[Records from a collection of figures]
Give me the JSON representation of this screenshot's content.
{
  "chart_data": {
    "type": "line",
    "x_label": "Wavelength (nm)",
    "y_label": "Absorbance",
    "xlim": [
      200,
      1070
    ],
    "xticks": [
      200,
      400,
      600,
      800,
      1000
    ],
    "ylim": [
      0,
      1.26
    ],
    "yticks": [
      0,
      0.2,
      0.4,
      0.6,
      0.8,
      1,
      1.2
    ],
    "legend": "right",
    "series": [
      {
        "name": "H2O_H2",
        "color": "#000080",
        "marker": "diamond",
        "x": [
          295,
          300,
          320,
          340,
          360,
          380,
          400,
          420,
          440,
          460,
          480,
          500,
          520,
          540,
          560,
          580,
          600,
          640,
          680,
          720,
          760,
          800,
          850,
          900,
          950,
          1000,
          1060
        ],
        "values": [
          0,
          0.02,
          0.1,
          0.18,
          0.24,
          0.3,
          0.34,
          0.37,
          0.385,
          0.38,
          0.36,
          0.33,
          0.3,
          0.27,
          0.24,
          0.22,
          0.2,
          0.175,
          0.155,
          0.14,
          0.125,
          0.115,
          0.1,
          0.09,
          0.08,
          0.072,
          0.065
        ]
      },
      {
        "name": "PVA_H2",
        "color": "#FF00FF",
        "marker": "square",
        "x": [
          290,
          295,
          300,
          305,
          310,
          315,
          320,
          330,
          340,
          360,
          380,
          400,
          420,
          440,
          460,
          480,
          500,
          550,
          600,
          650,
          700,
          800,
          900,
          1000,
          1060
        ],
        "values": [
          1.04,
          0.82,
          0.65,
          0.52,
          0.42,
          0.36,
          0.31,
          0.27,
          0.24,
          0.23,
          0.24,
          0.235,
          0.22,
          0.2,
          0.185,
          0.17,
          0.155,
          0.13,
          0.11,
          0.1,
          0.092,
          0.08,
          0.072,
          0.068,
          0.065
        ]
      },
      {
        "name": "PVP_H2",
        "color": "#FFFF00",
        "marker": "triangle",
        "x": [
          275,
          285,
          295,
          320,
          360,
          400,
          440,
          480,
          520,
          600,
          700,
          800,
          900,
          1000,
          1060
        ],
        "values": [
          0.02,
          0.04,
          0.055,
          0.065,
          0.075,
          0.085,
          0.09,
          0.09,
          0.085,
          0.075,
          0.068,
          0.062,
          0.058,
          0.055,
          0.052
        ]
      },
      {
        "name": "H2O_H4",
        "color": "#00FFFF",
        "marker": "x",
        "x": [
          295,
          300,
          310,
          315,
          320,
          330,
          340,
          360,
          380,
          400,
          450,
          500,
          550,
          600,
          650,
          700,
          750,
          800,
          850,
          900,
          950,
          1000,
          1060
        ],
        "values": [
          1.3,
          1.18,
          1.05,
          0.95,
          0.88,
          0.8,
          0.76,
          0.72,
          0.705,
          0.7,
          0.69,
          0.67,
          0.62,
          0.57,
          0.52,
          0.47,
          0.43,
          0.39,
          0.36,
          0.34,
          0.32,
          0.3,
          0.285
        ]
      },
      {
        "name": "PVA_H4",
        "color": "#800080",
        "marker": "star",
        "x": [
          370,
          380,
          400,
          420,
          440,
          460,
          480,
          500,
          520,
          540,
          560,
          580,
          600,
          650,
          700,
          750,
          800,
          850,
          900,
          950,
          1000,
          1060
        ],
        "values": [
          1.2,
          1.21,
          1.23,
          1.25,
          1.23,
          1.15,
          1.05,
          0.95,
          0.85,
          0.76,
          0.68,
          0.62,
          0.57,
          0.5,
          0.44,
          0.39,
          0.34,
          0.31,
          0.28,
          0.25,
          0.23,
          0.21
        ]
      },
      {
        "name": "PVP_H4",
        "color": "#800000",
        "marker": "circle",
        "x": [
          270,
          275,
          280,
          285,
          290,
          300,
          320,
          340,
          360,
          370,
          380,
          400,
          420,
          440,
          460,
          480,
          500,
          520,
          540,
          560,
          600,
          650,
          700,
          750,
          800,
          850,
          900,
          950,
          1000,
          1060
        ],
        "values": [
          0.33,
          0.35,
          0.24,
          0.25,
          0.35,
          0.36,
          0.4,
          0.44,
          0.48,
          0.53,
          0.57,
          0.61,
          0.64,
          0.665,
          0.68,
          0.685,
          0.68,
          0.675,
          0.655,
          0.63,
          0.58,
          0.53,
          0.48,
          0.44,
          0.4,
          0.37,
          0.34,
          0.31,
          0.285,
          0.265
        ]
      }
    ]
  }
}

**Aim:**
Give the count of lines that hold the word "color", with nothing added.

**Reply:**
6